* RECORDS SHOWN:
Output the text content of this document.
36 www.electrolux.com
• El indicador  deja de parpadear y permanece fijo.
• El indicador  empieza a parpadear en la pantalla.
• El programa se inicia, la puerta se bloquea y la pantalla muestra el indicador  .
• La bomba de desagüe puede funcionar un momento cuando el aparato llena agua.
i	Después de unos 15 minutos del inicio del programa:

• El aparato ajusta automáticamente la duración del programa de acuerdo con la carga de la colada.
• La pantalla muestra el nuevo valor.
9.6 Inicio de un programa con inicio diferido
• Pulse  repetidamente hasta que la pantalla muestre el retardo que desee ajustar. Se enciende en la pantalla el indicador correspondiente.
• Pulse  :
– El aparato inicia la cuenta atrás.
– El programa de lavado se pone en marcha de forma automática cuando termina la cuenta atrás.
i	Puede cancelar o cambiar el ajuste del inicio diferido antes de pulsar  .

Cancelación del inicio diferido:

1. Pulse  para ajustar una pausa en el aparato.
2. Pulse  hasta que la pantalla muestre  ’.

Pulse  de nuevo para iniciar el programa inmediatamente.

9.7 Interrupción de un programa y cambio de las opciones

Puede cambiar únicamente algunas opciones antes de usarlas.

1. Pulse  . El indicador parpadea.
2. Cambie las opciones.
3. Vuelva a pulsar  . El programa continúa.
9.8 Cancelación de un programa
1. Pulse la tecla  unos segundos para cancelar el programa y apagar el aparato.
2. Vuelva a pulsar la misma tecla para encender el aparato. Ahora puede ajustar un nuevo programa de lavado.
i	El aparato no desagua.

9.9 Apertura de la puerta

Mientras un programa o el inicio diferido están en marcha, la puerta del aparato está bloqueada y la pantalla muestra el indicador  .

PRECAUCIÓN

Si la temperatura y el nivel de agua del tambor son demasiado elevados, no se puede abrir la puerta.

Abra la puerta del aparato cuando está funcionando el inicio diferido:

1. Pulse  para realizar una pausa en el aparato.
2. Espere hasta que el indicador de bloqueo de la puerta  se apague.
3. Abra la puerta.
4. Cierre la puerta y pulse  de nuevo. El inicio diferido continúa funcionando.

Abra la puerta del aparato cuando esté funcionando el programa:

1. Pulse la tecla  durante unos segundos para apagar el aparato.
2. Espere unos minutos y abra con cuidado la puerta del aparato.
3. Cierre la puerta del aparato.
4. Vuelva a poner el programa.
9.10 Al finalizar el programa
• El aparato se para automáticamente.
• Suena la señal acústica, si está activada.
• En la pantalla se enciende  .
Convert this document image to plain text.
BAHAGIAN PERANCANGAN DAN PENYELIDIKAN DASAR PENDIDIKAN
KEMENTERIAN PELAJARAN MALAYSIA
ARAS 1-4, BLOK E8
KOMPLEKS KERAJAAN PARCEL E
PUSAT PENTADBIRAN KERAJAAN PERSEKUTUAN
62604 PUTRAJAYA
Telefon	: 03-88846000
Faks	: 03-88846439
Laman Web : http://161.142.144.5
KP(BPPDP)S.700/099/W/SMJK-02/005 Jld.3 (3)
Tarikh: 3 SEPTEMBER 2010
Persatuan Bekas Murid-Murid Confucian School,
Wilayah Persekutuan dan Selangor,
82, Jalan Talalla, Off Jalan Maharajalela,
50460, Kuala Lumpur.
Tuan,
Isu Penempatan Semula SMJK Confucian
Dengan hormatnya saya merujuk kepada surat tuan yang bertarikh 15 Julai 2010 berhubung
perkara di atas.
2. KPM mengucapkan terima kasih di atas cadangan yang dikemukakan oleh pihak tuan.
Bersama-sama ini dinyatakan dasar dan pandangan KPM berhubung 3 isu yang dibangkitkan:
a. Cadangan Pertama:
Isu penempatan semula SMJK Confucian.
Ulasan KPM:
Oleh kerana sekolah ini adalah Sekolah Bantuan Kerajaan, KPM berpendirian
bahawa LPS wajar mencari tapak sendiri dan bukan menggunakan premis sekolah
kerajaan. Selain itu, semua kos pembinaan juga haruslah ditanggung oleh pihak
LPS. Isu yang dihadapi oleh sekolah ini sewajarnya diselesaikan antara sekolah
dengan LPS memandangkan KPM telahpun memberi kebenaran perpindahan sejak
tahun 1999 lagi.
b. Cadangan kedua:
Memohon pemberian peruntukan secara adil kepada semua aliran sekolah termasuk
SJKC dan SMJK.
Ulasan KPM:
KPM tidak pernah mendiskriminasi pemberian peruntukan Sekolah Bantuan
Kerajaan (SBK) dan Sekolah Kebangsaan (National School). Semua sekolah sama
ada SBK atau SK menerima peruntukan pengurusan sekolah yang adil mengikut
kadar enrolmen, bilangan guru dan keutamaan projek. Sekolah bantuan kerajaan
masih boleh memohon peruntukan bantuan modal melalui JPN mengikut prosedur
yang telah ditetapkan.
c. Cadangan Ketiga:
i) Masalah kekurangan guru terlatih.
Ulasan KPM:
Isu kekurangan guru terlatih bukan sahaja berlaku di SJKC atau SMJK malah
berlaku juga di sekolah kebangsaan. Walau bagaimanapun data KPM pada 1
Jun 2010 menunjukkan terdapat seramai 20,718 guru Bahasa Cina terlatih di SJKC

* PROBLEM DETAILS: State how many lines in the records above contain the word "adil", giving only the number.

* CORRECT ANSWER: 2